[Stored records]
- - - - -

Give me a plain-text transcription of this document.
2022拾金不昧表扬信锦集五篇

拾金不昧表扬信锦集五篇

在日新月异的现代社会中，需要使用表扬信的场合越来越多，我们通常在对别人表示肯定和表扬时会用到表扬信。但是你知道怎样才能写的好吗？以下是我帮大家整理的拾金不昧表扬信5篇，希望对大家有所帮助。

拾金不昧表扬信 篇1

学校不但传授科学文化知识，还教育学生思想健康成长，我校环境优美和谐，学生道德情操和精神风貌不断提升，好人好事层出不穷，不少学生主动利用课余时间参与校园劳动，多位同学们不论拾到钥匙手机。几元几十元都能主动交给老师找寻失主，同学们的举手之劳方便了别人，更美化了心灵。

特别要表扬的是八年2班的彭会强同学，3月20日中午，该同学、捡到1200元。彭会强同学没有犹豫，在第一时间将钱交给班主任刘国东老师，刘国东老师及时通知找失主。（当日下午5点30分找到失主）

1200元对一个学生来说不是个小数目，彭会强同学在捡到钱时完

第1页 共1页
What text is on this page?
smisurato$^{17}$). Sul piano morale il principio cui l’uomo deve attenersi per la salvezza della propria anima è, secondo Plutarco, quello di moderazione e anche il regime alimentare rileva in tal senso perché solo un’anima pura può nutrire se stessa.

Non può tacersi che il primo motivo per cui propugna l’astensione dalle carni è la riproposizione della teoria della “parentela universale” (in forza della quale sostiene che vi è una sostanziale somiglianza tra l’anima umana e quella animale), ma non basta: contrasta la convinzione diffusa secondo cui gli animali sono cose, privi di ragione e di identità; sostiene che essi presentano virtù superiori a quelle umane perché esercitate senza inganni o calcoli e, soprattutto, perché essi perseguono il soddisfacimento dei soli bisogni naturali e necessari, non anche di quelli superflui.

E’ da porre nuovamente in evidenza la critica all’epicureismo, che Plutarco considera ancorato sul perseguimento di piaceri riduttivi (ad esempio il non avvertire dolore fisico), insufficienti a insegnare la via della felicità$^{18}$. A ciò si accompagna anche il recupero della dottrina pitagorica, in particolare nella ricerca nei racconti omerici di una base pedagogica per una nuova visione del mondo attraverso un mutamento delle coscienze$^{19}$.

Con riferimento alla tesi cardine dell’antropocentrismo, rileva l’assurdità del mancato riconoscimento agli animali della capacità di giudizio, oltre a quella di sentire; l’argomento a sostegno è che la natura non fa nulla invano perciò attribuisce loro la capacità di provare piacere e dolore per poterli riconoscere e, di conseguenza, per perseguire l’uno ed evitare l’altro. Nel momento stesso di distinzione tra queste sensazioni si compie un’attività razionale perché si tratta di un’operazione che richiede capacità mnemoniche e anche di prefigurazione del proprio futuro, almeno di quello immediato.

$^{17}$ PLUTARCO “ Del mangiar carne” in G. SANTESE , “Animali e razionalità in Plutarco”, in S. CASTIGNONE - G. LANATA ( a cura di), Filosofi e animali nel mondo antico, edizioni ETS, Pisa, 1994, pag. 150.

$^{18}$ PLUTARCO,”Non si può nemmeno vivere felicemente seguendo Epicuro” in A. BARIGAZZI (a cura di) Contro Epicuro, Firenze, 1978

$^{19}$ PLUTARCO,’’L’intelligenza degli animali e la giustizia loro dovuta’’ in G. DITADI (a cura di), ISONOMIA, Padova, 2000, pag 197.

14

- - - - -

Task details | Working from the material above, state how many lines contain "text"; give only the number.

Task solution | 2